Instructions to follow:
Wherever the string "銀行振込" appears in a line, extract that line.

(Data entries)
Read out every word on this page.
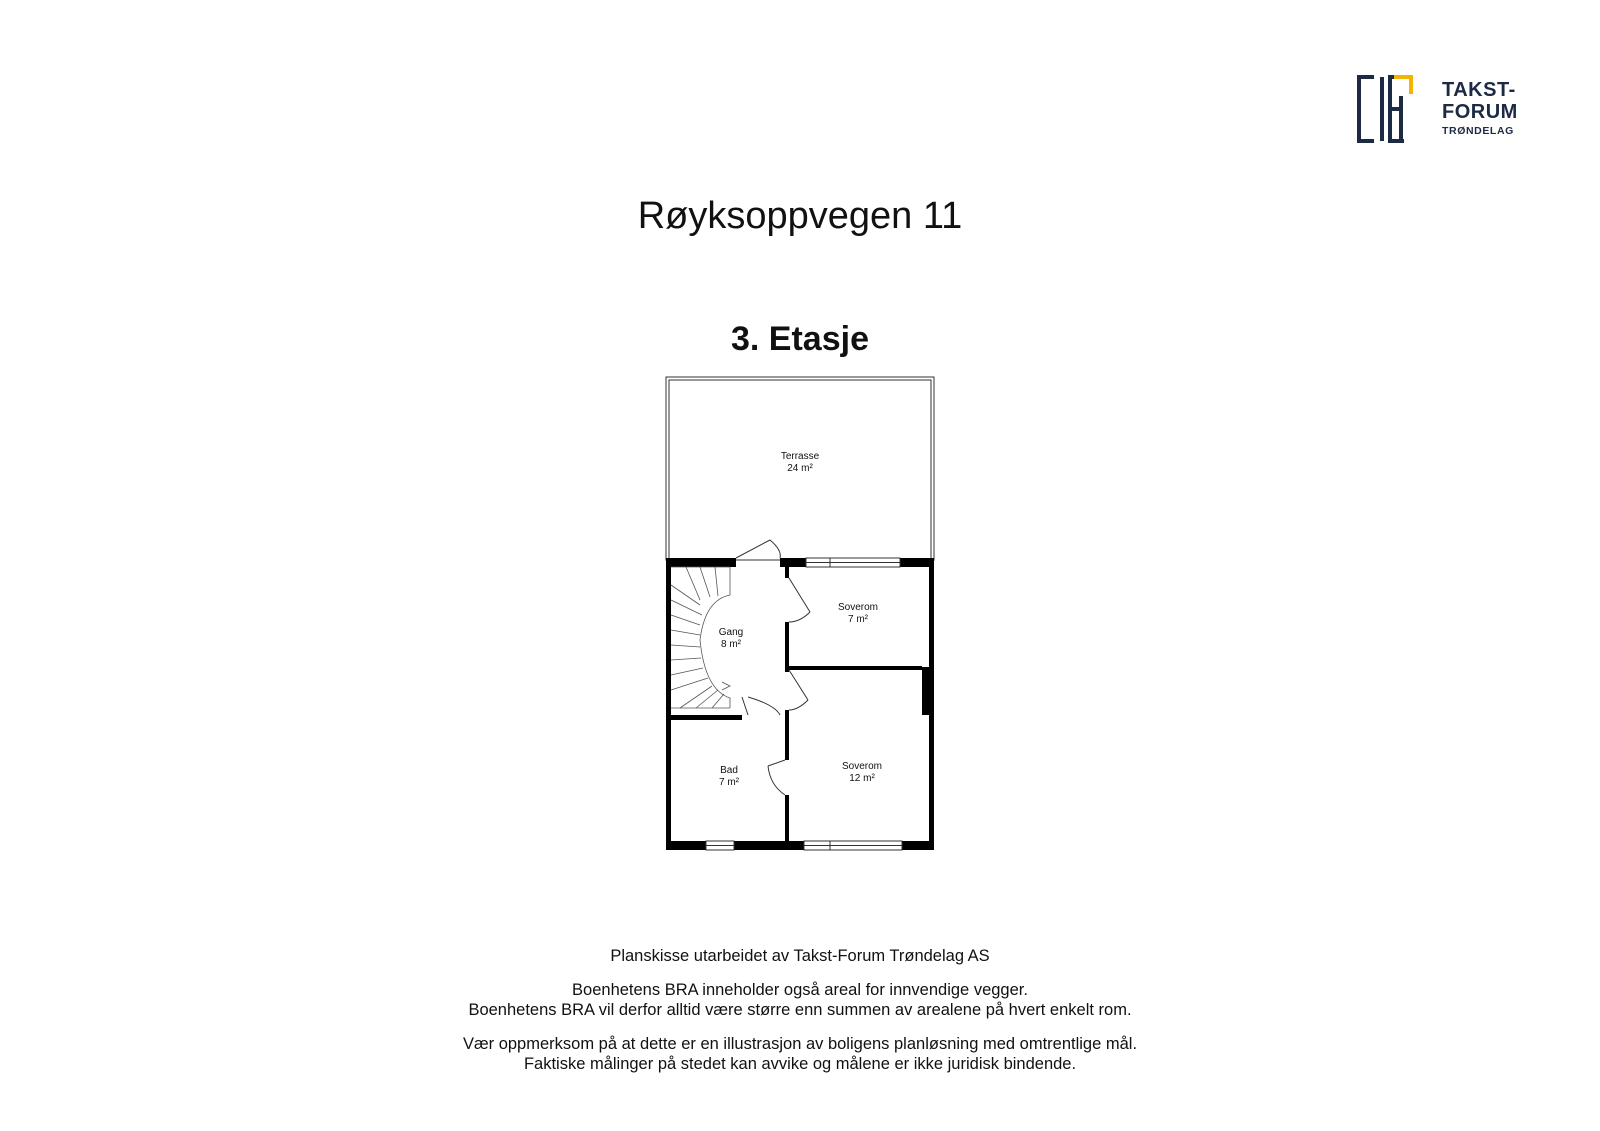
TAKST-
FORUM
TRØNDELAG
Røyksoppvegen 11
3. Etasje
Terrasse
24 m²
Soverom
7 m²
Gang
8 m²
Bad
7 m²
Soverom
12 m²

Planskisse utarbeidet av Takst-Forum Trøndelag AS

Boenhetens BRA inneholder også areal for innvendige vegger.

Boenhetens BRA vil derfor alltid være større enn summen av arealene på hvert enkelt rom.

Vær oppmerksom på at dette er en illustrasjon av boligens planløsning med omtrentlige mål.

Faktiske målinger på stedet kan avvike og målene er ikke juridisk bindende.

...

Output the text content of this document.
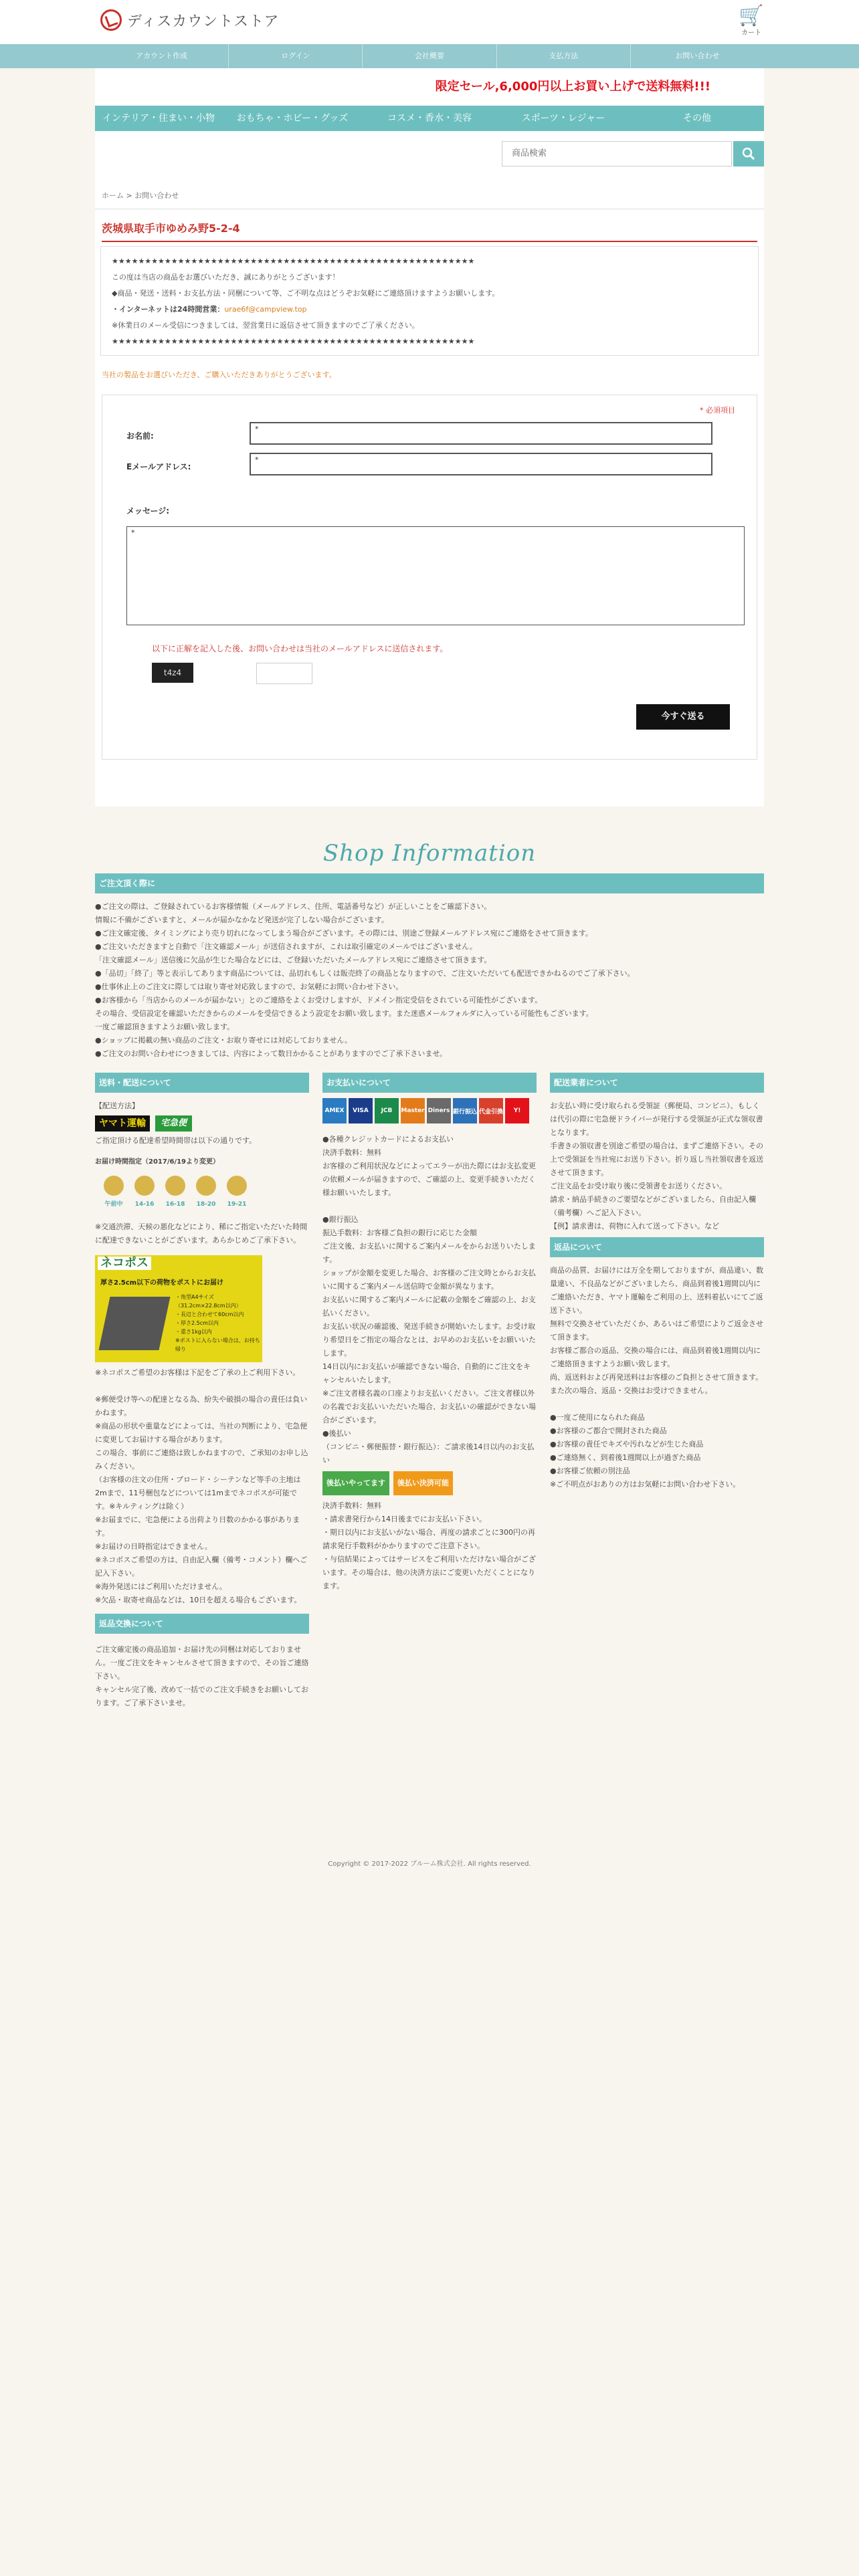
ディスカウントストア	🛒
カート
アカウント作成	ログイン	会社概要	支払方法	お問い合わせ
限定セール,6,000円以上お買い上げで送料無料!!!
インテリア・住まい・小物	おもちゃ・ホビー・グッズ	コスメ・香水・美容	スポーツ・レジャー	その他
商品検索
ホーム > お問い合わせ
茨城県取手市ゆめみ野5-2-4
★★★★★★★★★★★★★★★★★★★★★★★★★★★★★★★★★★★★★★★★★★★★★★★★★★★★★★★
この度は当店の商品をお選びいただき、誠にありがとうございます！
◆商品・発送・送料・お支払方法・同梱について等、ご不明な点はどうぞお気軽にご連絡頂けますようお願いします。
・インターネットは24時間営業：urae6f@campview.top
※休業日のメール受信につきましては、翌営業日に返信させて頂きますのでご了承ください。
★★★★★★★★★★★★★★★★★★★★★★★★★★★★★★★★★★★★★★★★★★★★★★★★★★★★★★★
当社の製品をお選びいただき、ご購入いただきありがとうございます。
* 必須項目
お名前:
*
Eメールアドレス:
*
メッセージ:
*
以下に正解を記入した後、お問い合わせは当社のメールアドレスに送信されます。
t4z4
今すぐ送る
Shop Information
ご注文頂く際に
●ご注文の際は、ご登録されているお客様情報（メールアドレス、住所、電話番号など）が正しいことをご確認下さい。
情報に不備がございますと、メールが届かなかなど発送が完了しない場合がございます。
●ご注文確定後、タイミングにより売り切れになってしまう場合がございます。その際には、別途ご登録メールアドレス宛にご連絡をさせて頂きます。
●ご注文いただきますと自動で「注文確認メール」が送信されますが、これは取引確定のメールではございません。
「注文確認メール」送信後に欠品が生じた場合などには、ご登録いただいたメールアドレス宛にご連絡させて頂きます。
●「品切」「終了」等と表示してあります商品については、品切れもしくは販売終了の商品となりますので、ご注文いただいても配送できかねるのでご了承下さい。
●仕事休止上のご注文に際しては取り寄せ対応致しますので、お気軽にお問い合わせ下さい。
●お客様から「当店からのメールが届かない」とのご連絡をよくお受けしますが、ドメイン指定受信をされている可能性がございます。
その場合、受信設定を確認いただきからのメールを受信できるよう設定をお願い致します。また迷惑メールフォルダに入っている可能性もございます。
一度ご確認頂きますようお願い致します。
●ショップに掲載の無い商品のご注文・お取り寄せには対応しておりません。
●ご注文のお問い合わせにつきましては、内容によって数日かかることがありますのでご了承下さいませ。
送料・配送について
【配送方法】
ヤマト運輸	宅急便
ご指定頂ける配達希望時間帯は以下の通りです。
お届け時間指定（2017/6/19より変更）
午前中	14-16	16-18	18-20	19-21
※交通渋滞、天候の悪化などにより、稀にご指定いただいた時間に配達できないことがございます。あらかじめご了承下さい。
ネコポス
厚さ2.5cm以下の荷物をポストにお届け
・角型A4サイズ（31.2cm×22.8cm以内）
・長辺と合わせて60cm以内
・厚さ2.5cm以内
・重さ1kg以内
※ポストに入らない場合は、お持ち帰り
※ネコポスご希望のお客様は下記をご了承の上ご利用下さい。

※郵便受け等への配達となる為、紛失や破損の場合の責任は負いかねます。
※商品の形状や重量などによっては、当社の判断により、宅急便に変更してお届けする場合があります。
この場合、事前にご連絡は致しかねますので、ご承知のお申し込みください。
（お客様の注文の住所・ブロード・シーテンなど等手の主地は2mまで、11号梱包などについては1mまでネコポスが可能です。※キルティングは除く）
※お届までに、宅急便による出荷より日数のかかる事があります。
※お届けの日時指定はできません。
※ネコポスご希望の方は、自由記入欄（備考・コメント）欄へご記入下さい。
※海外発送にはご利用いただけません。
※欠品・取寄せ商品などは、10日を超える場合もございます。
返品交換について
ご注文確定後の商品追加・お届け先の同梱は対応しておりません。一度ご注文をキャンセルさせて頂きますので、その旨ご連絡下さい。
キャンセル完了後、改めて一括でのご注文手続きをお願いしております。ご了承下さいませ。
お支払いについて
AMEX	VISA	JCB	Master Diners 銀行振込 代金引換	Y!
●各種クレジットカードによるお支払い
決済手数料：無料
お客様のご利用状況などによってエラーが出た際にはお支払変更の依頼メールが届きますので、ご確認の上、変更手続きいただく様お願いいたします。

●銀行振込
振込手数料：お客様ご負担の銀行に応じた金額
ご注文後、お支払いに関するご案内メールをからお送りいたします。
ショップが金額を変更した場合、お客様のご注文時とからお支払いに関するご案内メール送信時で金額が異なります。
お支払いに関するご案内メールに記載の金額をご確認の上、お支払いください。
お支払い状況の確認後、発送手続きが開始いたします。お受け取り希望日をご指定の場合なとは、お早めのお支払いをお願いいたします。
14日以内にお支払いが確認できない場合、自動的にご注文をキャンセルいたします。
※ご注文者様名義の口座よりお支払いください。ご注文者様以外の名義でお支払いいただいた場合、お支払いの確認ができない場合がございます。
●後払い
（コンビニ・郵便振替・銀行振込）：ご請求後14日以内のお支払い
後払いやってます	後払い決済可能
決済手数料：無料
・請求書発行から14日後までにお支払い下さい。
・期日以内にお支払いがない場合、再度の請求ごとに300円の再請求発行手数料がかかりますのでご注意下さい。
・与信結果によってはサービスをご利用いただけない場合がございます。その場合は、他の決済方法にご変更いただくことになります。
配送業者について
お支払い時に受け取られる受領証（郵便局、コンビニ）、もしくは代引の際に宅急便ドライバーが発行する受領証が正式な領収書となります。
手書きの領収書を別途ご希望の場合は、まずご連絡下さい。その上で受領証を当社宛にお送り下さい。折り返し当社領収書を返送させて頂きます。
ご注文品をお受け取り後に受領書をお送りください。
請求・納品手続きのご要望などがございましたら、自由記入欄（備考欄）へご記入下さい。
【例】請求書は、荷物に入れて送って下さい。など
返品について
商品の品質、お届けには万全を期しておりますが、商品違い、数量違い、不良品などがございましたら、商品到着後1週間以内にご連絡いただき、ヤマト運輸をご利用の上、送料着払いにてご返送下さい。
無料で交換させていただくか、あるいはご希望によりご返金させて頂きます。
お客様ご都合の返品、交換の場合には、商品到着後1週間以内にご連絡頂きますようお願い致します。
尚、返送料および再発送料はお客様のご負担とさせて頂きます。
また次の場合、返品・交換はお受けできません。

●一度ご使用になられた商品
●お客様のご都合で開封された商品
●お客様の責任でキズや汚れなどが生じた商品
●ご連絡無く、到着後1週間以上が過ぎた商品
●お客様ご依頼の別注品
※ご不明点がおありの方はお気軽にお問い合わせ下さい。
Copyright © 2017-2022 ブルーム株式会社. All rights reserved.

Task solution:
AMEX	VISA	JCB	Master Diners 銀行振込 代金引換	Y!
●銀行振込
（コンビニ・郵便振替・銀行振込）：ご請求後14日以内のお支払い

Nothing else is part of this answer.